╭─ Task input
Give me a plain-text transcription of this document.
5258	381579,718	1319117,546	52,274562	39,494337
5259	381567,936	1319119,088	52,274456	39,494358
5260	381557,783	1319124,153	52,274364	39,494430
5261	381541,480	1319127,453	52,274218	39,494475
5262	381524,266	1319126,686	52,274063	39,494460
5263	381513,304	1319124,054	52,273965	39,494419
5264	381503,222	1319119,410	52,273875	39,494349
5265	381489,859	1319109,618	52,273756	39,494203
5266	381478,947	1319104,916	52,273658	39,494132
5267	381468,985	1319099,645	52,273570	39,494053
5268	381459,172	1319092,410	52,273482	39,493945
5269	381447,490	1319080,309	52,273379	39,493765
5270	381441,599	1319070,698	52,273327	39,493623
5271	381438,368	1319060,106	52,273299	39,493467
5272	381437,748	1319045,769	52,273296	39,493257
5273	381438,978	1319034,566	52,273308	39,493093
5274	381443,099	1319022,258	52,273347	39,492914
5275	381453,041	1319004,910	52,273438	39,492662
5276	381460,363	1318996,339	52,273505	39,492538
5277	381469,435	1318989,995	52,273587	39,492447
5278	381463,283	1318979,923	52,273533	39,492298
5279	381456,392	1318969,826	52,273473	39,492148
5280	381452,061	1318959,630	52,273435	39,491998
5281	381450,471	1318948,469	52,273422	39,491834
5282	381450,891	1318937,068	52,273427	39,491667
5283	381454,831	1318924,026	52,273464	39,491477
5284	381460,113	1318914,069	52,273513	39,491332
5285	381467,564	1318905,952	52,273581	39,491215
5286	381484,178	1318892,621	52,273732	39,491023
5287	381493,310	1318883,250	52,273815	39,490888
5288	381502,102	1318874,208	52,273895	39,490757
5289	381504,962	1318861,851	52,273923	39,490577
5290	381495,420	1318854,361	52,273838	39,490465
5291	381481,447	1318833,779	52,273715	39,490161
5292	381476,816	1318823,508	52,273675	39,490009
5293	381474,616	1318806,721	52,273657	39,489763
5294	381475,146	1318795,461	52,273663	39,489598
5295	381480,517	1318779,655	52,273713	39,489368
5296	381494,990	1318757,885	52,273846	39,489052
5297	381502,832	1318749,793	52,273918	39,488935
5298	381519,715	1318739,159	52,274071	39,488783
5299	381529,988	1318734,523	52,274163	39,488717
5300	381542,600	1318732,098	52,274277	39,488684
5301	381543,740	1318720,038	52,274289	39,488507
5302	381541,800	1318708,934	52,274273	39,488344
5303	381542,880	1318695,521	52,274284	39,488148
╰─
### Exercise directions
Repeat the data verbatim.

### Exercise answer
Give me a plain-text transcription of this document.
5258	381579,718	1319117,546	52,274562	39,494337
5259	381567,936	1319119,088	52,274456	39,494358
5260	381557,783	1319124,153	52,274364	39,494430
5261	381541,480	1319127,453	52,274218	39,494475
5262	381524,266	1319126,686	52,274063	39,494460
5263	381513,304	1319124,054	52,273965	39,494419
5264	381503,222	1319119,410	52,273875	39,494349
5265	381489,859	1319109,618	52,273756	39,494203
5266	381478,947	1319104,916	52,273658	39,494132
5267	381468,985	1319099,645	52,273570	39,494053
5268	381459,172	1319092,410	52,273482	39,493945
5269	381447,490	1319080,309	52,273379	39,493765
5270	381441,599	1319070,698	52,273327	39,493623
5271	381438,368	1319060,106	52,273299	39,493467
5272	381437,748	1319045,769	52,273296	39,493257
5273	381438,978	1319034,566	52,273308	39,493093
5274	381443,099	1319022,258	52,273347	39,492914
5275	381453,041	1319004,910	52,273438	39,492662
5276	381460,363	1318996,339	52,273505	39,492538
5277	381469,435	1318989,995	52,273587	39,492447
5278	381463,283	1318979,923	52,273533	39,492298
5279	381456,392	1318969,826	52,273473	39,492148
5280	381452,061	1318959,630	52,273435	39,491998
5281	381450,471	1318948,469	52,273422	39,491834
5282	381450,891	1318937,068	52,273427	39,491667
5283	381454,831	1318924,026	52,273464	39,491477
5284	381460,113	1318914,069	52,273513	39,491332
5285	381467,564	1318905,952	52,273581	39,491215
5286	381484,178	1318892,621	52,273732	39,491023
5287	381493,310	1318883,250	52,273815	39,490888
5288	381502,102	1318874,208	52,273895	39,490757
5289	381504,962	1318861,851	52,273923	39,490577
5290	381495,420	1318854,361	52,273838	39,490465
5291	381481,447	1318833,779	52,273715	39,490161
5292	381476,816	1318823,508	52,273675	39,490009
5293	381474,616	1318806,721	52,273657	39,489763
5294	381475,146	1318795,461	52,273663	39,489598
5295	381480,517	1318779,655	52,273713	39,489368
5296	381494,990	1318757,885	52,273846	39,489052
5297	381502,832	1318749,793	52,273918	39,488935
5298	381519,715	1318739,159	52,274071	39,488783
5299	381529,988	1318734,523	52,274163	39,488717
5300	381542,600	1318732,098	52,274277	39,488684
5301	381543,740	1318720,038	52,274289	39,488507
5302	381541,800	1318708,934	52,274273	39,488344
5303	381542,880	1318695,521	52,274284	39,488148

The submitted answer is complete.